Problem to solve: Write out every record in full, exactly as written, please.

───── Given records

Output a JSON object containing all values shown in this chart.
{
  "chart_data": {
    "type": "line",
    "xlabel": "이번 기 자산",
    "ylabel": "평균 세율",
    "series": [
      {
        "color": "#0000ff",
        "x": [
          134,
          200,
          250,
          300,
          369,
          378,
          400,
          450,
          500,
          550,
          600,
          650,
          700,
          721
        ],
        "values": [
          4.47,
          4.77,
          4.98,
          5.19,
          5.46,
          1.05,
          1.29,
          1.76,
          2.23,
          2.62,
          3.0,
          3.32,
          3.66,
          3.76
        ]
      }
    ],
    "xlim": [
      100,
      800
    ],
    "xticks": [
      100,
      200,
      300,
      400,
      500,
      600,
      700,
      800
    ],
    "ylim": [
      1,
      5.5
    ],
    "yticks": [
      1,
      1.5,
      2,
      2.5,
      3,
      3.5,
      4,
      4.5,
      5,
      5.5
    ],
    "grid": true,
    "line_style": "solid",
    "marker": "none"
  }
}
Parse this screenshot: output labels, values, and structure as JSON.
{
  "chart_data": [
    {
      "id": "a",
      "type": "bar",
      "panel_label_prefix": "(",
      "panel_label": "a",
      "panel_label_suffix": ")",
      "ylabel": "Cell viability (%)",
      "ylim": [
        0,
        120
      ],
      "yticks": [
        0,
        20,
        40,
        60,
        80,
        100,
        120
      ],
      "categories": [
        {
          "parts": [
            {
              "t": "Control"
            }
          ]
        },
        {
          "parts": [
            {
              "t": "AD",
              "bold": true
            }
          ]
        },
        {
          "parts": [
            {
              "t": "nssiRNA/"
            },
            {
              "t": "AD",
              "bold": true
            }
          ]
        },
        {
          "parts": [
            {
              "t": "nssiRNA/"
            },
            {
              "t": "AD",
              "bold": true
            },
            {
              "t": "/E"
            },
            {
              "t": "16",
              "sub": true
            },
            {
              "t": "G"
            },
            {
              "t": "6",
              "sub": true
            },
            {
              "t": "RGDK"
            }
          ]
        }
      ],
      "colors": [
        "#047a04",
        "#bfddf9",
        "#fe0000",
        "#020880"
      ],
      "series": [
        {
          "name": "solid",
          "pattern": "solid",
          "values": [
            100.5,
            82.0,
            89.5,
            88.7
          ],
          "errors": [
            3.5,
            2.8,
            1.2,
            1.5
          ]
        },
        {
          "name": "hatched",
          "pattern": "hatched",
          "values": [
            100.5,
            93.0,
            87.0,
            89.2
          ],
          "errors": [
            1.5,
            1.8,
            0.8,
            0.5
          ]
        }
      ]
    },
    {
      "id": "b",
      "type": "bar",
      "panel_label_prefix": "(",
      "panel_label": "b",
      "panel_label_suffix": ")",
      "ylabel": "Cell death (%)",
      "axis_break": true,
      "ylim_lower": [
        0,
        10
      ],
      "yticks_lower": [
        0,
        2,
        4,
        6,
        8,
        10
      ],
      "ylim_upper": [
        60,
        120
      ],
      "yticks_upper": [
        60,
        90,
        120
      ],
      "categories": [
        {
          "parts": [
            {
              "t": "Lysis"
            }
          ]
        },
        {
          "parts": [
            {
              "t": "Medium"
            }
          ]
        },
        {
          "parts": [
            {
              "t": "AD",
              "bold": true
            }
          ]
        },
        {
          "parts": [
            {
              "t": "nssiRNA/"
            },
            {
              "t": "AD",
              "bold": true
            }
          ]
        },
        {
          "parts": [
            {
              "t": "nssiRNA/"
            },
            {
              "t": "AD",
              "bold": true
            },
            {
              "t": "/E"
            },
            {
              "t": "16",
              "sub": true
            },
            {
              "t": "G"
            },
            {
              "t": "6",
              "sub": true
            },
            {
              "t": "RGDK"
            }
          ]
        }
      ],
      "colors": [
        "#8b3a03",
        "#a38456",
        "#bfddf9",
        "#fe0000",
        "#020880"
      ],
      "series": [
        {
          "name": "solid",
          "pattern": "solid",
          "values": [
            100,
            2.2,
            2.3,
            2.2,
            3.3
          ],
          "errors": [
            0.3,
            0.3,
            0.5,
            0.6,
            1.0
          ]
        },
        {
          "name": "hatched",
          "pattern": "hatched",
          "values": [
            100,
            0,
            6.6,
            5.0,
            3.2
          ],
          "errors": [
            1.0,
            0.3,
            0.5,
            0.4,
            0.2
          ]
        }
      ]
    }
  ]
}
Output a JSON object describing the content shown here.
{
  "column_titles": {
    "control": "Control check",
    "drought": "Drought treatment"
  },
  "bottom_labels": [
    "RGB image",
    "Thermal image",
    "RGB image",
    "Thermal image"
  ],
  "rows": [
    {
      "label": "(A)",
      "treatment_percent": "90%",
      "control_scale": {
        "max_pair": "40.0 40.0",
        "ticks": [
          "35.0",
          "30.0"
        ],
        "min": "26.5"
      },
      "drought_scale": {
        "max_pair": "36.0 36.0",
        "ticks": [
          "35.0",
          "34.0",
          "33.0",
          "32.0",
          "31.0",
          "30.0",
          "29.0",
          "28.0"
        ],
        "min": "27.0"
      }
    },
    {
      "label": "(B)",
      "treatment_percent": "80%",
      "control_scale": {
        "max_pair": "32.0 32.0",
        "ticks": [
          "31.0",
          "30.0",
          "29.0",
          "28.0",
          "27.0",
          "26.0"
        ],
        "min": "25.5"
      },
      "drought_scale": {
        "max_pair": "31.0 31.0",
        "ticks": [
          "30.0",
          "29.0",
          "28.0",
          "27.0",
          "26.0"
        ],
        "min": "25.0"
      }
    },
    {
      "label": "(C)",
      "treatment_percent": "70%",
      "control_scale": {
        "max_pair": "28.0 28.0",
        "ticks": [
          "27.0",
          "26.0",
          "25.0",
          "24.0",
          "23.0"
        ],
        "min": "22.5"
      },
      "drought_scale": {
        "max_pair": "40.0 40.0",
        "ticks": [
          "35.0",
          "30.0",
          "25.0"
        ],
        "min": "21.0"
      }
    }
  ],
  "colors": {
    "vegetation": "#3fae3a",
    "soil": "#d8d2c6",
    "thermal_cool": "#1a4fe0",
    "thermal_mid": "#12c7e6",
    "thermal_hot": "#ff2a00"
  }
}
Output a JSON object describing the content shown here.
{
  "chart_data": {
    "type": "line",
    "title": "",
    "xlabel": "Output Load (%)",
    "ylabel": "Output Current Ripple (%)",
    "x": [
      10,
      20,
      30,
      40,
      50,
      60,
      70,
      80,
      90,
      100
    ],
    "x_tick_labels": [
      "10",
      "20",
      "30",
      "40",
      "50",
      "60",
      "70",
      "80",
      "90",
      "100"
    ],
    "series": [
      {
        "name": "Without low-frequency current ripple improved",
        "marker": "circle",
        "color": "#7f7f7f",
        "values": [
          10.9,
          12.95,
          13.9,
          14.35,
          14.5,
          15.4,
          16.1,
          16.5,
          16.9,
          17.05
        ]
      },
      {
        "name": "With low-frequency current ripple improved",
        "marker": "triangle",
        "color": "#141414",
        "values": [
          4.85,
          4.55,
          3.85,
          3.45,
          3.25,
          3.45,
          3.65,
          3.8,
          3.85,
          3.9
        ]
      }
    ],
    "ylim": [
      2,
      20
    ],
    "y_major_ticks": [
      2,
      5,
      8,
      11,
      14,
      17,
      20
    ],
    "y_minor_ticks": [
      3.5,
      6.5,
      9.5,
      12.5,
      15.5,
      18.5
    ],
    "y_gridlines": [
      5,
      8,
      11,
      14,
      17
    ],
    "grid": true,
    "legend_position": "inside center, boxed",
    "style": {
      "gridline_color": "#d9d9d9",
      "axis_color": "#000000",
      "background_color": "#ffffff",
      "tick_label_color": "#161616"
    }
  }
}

──────────

Correct response:
Output a JSON object containing all values shown in this chart.
{
  "chart_data": {
    "type": "line",
    "xlabel": "이번 기 자산",
    "ylabel": "평균 세율",
    "series": [
      {
        "color": "#0000ff",
        "x": [
          134,
          200,
          250,
          300,
          369,
          378,
          400,
          450,
          500,
          550,
          600,
          650,
          700,
          721
        ],
        "values": [
          4.47,
          4.77,
          4.98,
          5.19,
          5.46,
          1.05,
          1.29,
          1.76,
          2.23,
          2.62,
          3.0,
          3.32,
          3.66,
          3.76
        ]
      }
    ],
    "xlim": [
      100,
      800
    ],
    "xticks": [
      100,
      200,
      300,
      400,
      500,
      600,
      700,
      800
    ],
    "ylim": [
      1,
      5.5
    ],
    "yticks": [
      1,
      1.5,
      2,
      2.5,
      3,
      3.5,
      4,
      4.5,
      5,
      5.5
    ],
    "grid": true,
    "line_style": "solid",
    "marker": "none"
  }
}
Parse this screenshot: output labels, values, and structure as JSON.
{
  "chart_data": [
    {
      "id": "a",
      "type": "bar",
      "panel_label_prefix": "(",
      "panel_label": "a",
      "panel_label_suffix": ")",
      "ylabel": "Cell viability (%)",
      "ylim": [
        0,
        120
      ],
      "yticks": [
        0,
        20,
        40,
        60,
        80,
        100,
        120
      ],
      "categories": [
        {
          "parts": [
            {
              "t": "Control"
            }
          ]
        },
        {
          "parts": [
            {
              "t": "AD",
              "bold": true
            }
          ]
        },
        {
          "parts": [
            {
              "t": "nssiRNA/"
            },
            {
              "t": "AD",
              "bold": true
            }
          ]
        },
        {
          "parts": [
            {
              "t": "nssiRNA/"
            },
            {
              "t": "AD",
              "bold": true
            },
            {
              "t": "/E"
            },
            {
              "t": "16",
              "sub": true
            },
            {
              "t": "G"
            },
            {
              "t": "6",
              "sub": true
            },
            {
              "t": "RGDK"
            }
          ]
        }
      ],
      "colors": [
        "#047a04",
        "#bfddf9",
        "#fe0000",
        "#020880"
      ],
      "series": [
        {
          "name": "solid",
          "pattern": "solid",
          "values": [
            100.5,
            82.0,
            89.5,
            88.7
          ],
          "errors": [
            3.5,
            2.8,
            1.2,
            1.5
          ]
        },
        {
          "name": "hatched",
          "pattern": "hatched",
          "values": [
            100.5,
            93.0,
            87.0,
            89.2
          ],
          "errors": [
            1.5,
            1.8,
            0.8,
            0.5
          ]
        }
      ]
    },
    {
      "id": "b",
      "type": "bar",
      "panel_label_prefix": "(",
      "panel_label": "b",
      "panel_label_suffix": ")",
      "ylabel": "Cell death (%)",
      "axis_break": true,
      "ylim_lower": [
        0,
        10
      ],
      "yticks_lower": [
        0,
        2,
        4,
        6,
        8,
        10
      ],
      "ylim_upper": [
        60,
        120
      ],
      "yticks_upper": [
        60,
        90,
        120
      ],
      "categories": [
        {
          "parts": [
            {
              "t": "Lysis"
            }
          ]
        },
        {
          "parts": [
            {
              "t": "Medium"
            }
          ]
        },
        {
          "parts": [
            {
              "t": "AD",
              "bold": true
            }
          ]
        },
        {
          "parts": [
            {
              "t": "nssiRNA/"
            },
            {
              "t": "AD",
              "bold": true
            }
          ]
        },
        {
          "parts": [
            {
              "t": "nssiRNA/"
            },
            {
              "t": "AD",
              "bold": true
            },
            {
              "t": "/E"
            },
            {
              "t": "16",
              "sub": true
            },
            {
              "t": "G"
            },
            {
              "t": "6",
              "sub": true
            },
            {
              "t": "RGDK"
            }
          ]
        }
      ],
      "colors": [
        "#8b3a03",
        "#a38456",
        "#bfddf9",
        "#fe0000",
        "#020880"
      ],
      "series": [
        {
          "name": "solid",
          "pattern": "solid",
          "values": [
            100,
            2.2,
            2.3,
            2.2,
            3.3
          ],
          "errors": [
            0.3,
            0.3,
            0.5,
            0.6,
            1.0
          ]
        },
        {
          "name": "hatched",
          "pattern": "hatched",
          "values": [
            100,
            0,
            6.6,
            5.0,
            3.2
          ],
          "errors": [
            1.0,
            0.3,
            0.5,
            0.4,
            0.2
          ]
        }
      ]
    }
  ]
}
Output a JSON object describing the content shown here.
{
  "column_titles": {
    "control": "Control check",
    "drought": "Drought treatment"
  },
  "bottom_labels": [
    "RGB image",
    "Thermal image",
    "RGB image",
    "Thermal image"
  ],
  "rows": [
    {
      "label": "(A)",
      "treatment_percent": "90%",
      "control_scale": {
        "max_pair": "40.0 40.0",
        "ticks": [
          "35.0",
          "30.0"
        ],
        "min": "26.5"
      },
      "drought_scale": {
        "max_pair": "36.0 36.0",
        "ticks": [
          "35.0",
          "34.0",
          "33.0",
          "32.0",
          "31.0",
          "30.0",
          "29.0",
          "28.0"
        ],
        "min": "27.0"
      }
    },
    {
      "label": "(B)",
      "treatment_percent": "80%",
      "control_scale": {
        "max_pair": "32.0 32.0",
        "ticks": [
          "31.0",
          "30.0",
          "29.0",
          "28.0",
          "27.0",
          "26.0"
        ],
        "min": "25.5"
      },
      "drought_scale": {
        "max_pair": "31.0 31.0",
        "ticks": [
          "30.0",
          "29.0",
          "28.0",
          "27.0",
          "26.0"
        ],
        "min": "25.0"
      }
    },
    {
      "label": "(C)",
      "treatment_percent": "70%",
      "control_scale": {
        "max_pair": "28.0 28.0",
        "ticks": [
          "27.0",
          "26.0",
          "25.0",
          "24.0",
          "23.0"
        ],
        "min": "22.5"
      },
      "drought_scale": {
        "max_pair": "40.0 40.0",
        "ticks": [
          "35.0",
          "30.0",
          "25.0"
        ],
        "min": "21.0"
      }
    }
  ],
  "colors": {
    "vegetation": "#3fae3a",
    "soil": "#d8d2c6",
    "thermal_cool": "#1a4fe0",
    "thermal_mid": "#12c7e6",
    "thermal_hot": "#ff2a00"
  }
}
Output a JSON object describing the content shown here.
{
  "chart_data": {
    "type": "line",
    "title": "",
    "xlabel": "Output Load (%)",
    "ylabel": "Output Current Ripple (%)",
    "x": [
      10,
      20,
      30,
      40,
      50,
      60,
      70,
      80,
      90,
      100
    ],
    "x_tick_labels": [
      "10",
      "20",
      "30",
      "40",
      "50",
      "60",
      "70",
      "80",
      "90",
      "100"
    ],
    "series": [
      {
        "name": "Without low-frequency current ripple improved",
        "marker": "circle",
        "color": "#7f7f7f",
        "values": [
          10.9,
          12.95,
          13.9,
          14.35,
          14.5,
          15.4,
          16.1,
          16.5,
          16.9,
          17.05
        ]
      },
      {
        "name": "With low-frequency current ripple improved",
        "marker": "triangle",
        "color": "#141414",
        "values": [
          4.85,
          4.55,
          3.85,
          3.45,
          3.25,
          3.45,
          3.65,
          3.8,
          3.85,
          3.9
        ]
      }
    ],
    "ylim": [
      2,
      20
    ],
    "y_major_ticks": [
      2,
      5,
      8,
      11,
      14,
      17,
      20
    ],
    "y_minor_ticks": [
      3.5,
      6.5,
      9.5,
      12.5,
      15.5,
      18.5
    ],
    "y_gridlines": [
      5,
      8,
      11,
      14,
      17
    ],
    "grid": true,
    "legend_position": "inside center, boxed",
    "style": {
      "gridline_color": "#d9d9d9",
      "axis_color": "#000000",
      "background_color": "#ffffff",
      "tick_label_color": "#161616"
    }
  }
}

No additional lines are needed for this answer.